- DESCRIPTION OF THE TASK
Only the number is wanted: how many lines of the data contain "hozzájárulás"?

- DATA FOR THE TASK
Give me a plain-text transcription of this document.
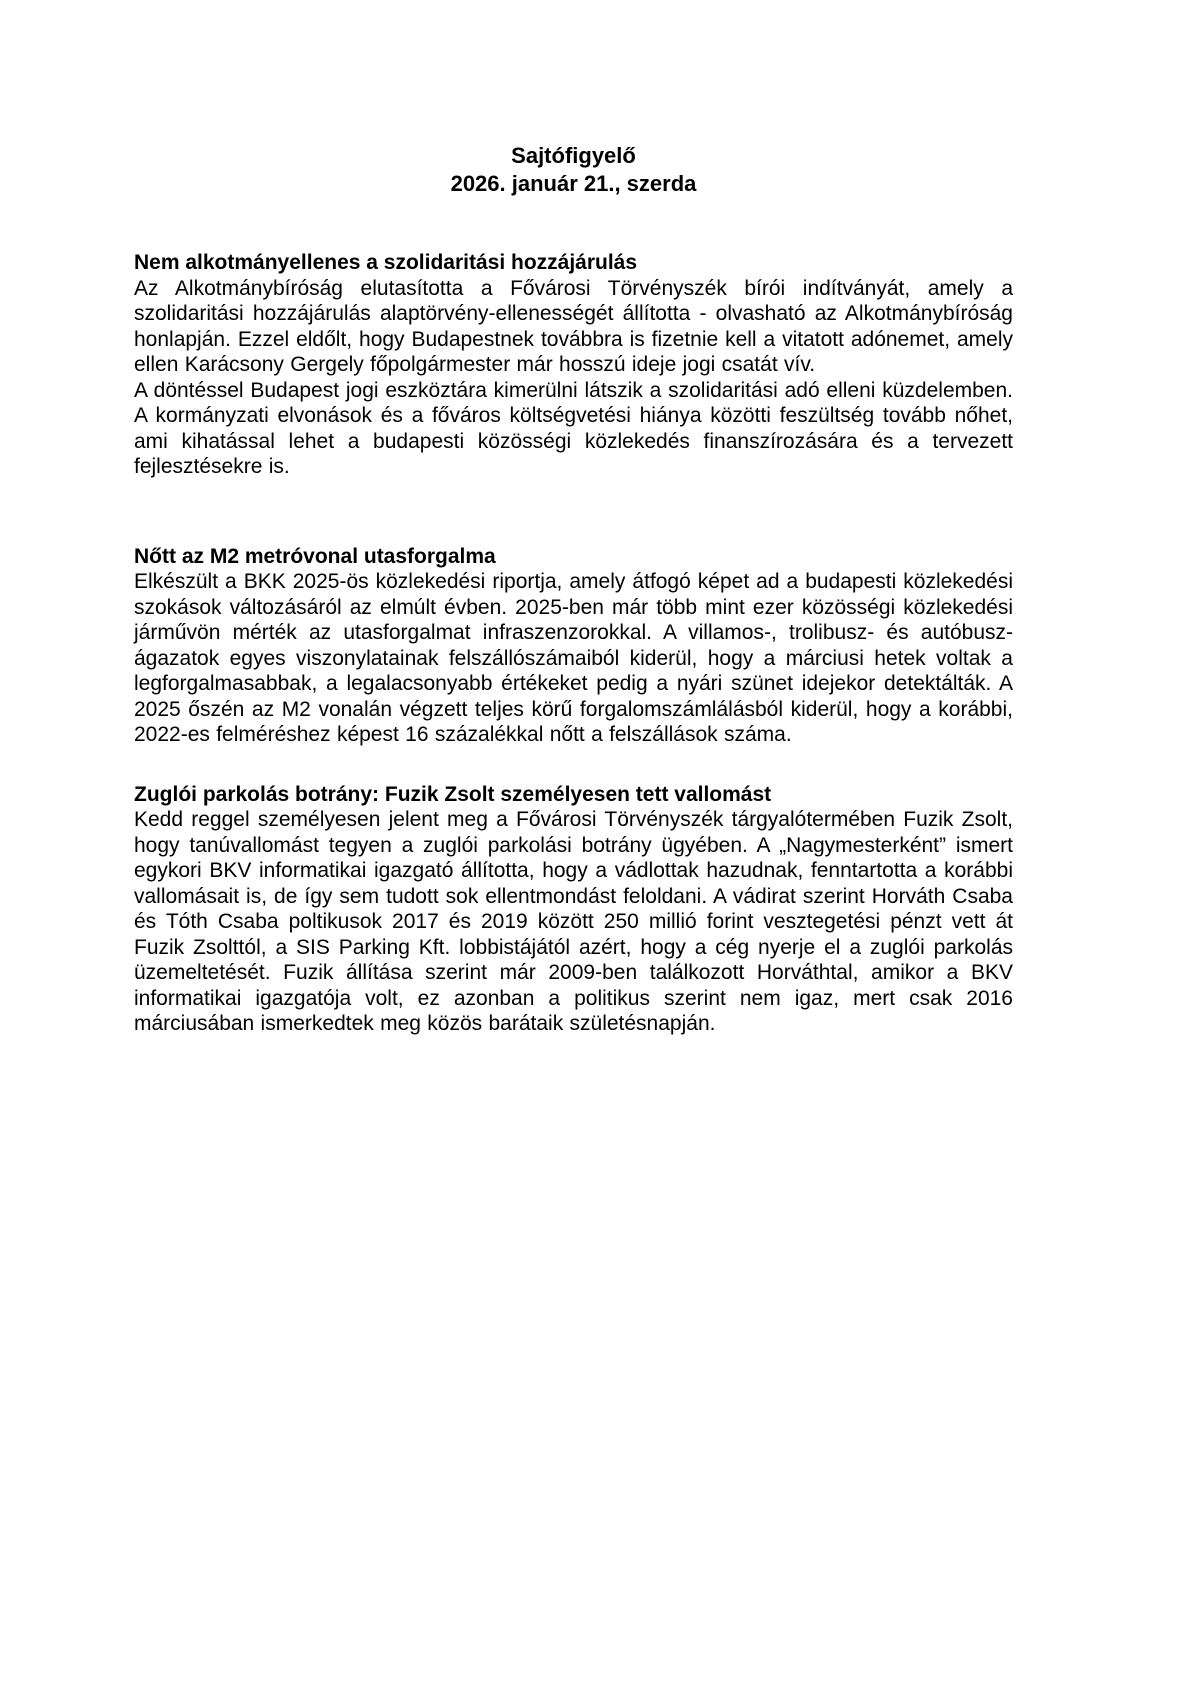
Sajtófigyelő
2026. január 21., szerda
Nem alkotmányellenes a szolidaritási hozzájárulás

Az Alkotmánybíróság elutasította a Fővárosi Törvényszék bírói indítványát, amely a szolidaritási hozzájárulás alaptörvény-ellenességét állította - olvasható az Alkotmánybíróság honlapján. Ezzel eldőlt, hogy Budapestnek továbbra is fizetnie kell a vitatott adónemet, amely ellen Karácsony Gergely főpolgármester már hosszú ideje jogi csatát vív.

A döntéssel Budapest jogi eszköztára kimerülni látszik a szolidaritási adó elleni küzdelemben. A kormányzati elvonások és a főváros költségvetési hiánya közötti feszültség tovább nőhet, ami kihatással lehet a budapesti közösségi közlekedés finanszírozására és a tervezett fejlesztésekre is.

Nőtt az M2 metróvonal utasforgalma

Elkészült a BKK 2025-ös közlekedési riportja, amely átfogó képet ad a budapesti közlekedési szokások változásáról az elmúlt évben. 2025-ben már több mint ezer közösségi közlekedési járművön mérték az utasforgalmat infraszenzorokkal. A villamos-, trolibusz- és autóbusz-ágazatok egyes viszonylatainak felszállószámaiból kiderül, hogy a márciusi hetek voltak a legforgalmasabbak, a legalacsonyabb értékeket pedig a nyári szünet idejekor detektálták. A 2025 őszén az M2 vonalán végzett teljes körű forgalomszámlálásból kiderül, hogy a korábbi, 2022-es felméréshez képest 16 százalékkal nőtt a felszállások száma.

Zuglói parkolás botrány: Fuzik Zsolt személyesen tett vallomást

Kedd reggel személyesen jelent meg a Fővárosi Törvényszék tárgyalótermében Fuzik Zsolt, hogy tanúvallomást tegyen a zuglói parkolási botrány ügyében. A „Nagymesterként” ismert egykori BKV informatikai igazgató állította, hogy a vádlottak hazudnak, fenntartotta a korábbi vallomásait is, de így sem tudott sok ellentmondást feloldani. A vádirat szerint Horváth Csaba és Tóth Csaba poltikusok 2017 és 2019 között 250 millió forint vesztegetési pénzt vett át Fuzik Zsolttól, a SIS Parking Kft. lobbistájától azért, hogy a cég nyerje el a zuglói parkolás üzemeltetését. Fuzik állítása szerint már 2009-ben találkozott Horváthtal, amikor a BKV informatikai igazgatója volt, ez azonban a politikus szerint nem igaz, mert csak 2016 márciusában ismerkedtek meg közös barátaik születésnapján.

- OUTPUT BELOW
2